▼
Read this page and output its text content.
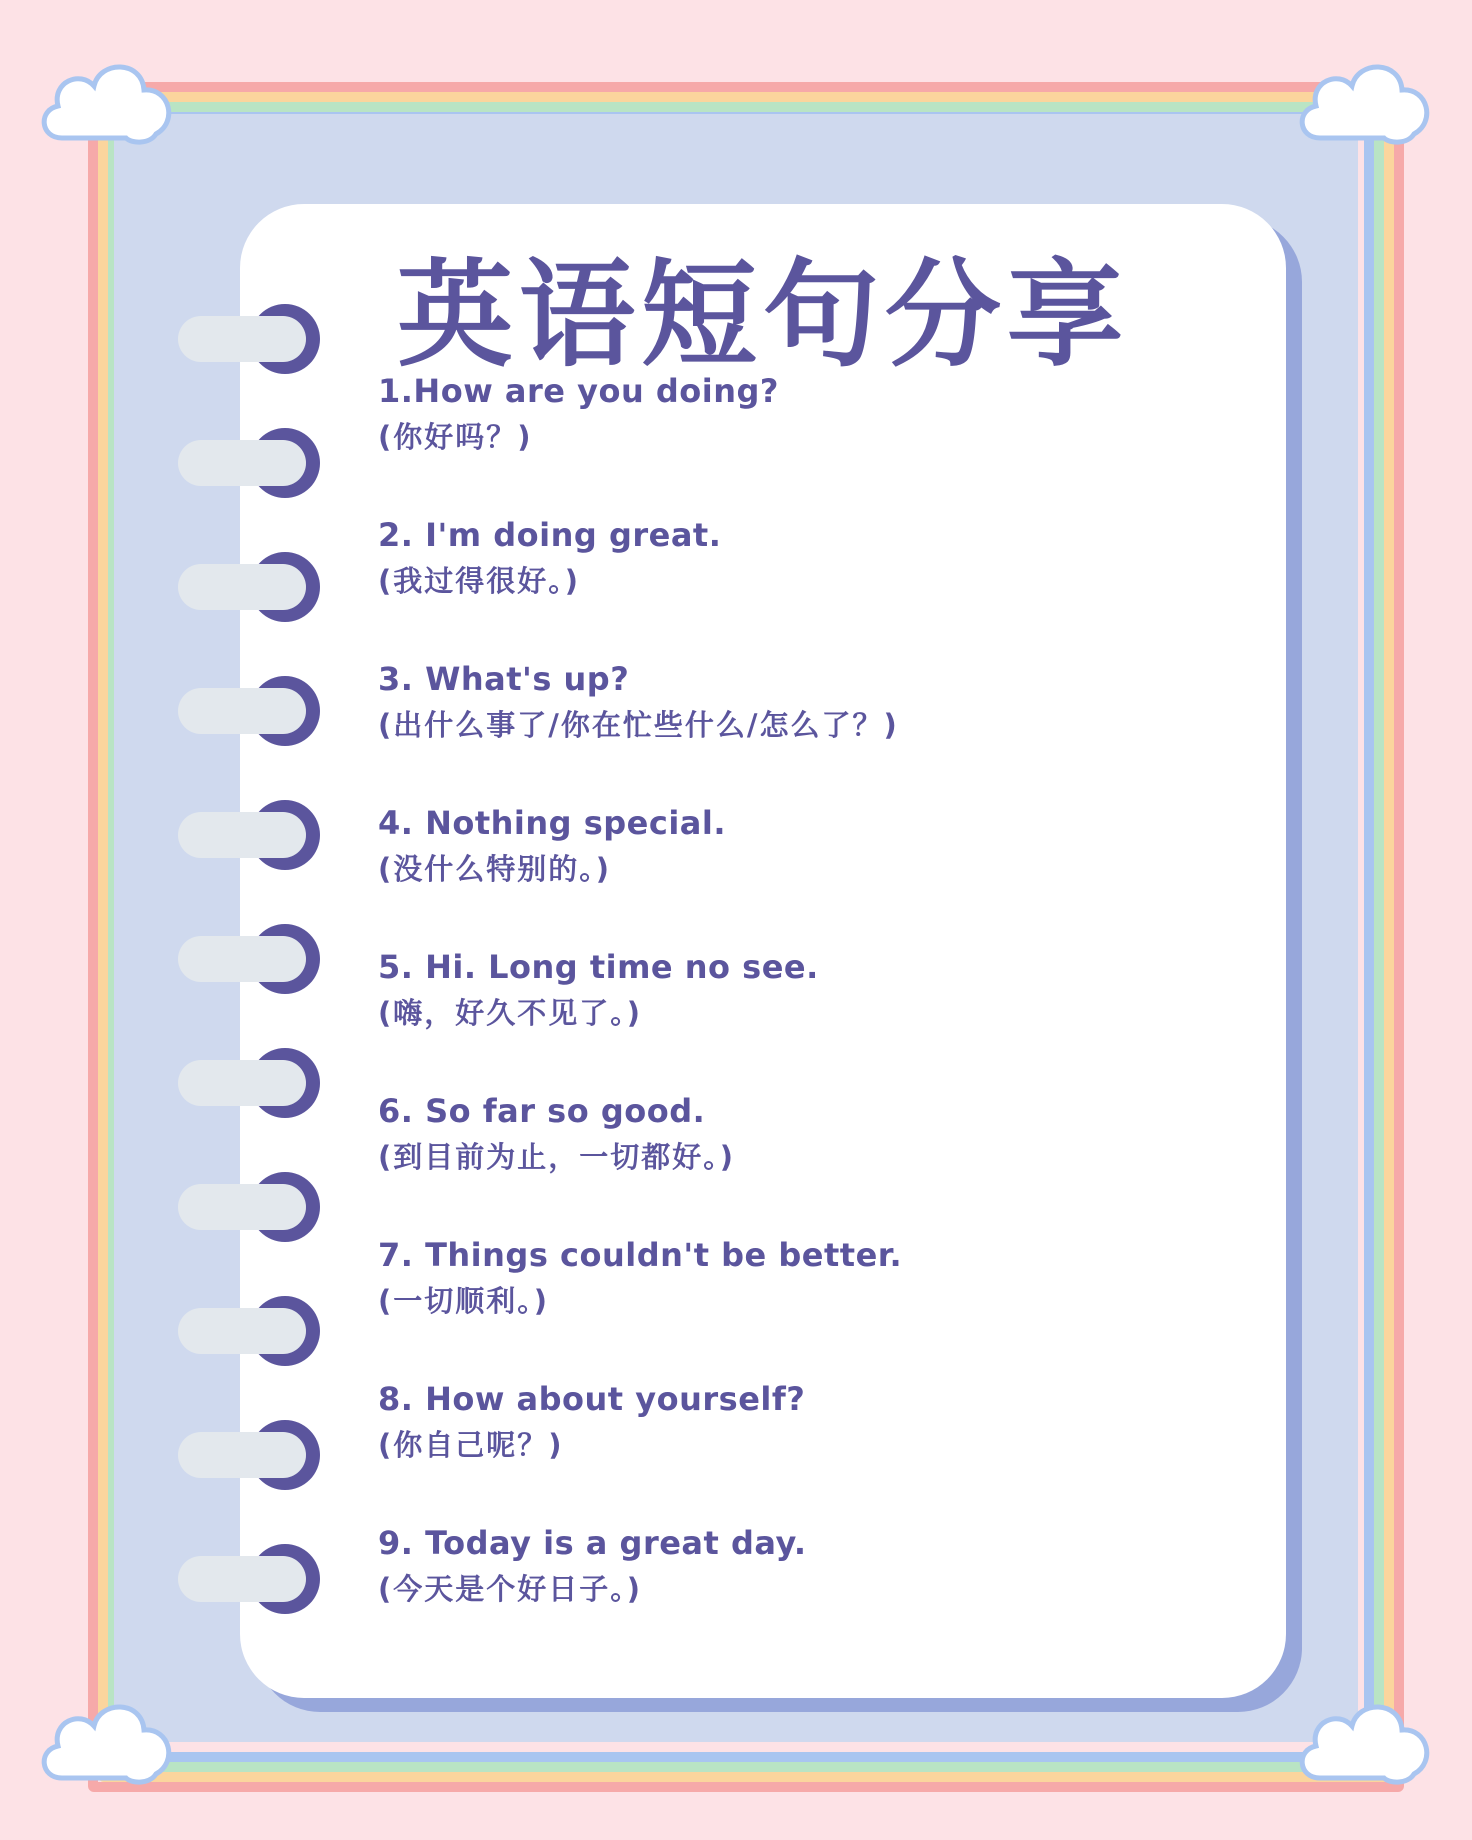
英语短句分享
1.How are you doing?
(你好吗？)
2. I'm doing great.
(我过得很好。)
3. What's up?
(出什么事了/你在忙些什么/怎么了？)
4. Nothing special.
(没什么特别的。)
5. Hi. Long time no see.
(嗨，好久不见了。)
6. So far so good.
(到目前为止，一切都好。)
7. Things couldn't be better.
(一切顺利。)
8. How about yourself?
(你自己呢？)
9. Today is a great day.
(今天是个好日子。)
▲
▸ WHAT YOU SHOULD DO:
Scan the material above. Extract every line in which the word "great" occurs.

▸ COMPLETE RESPONSE:
2. I'm doing great.
9. Today is a great day.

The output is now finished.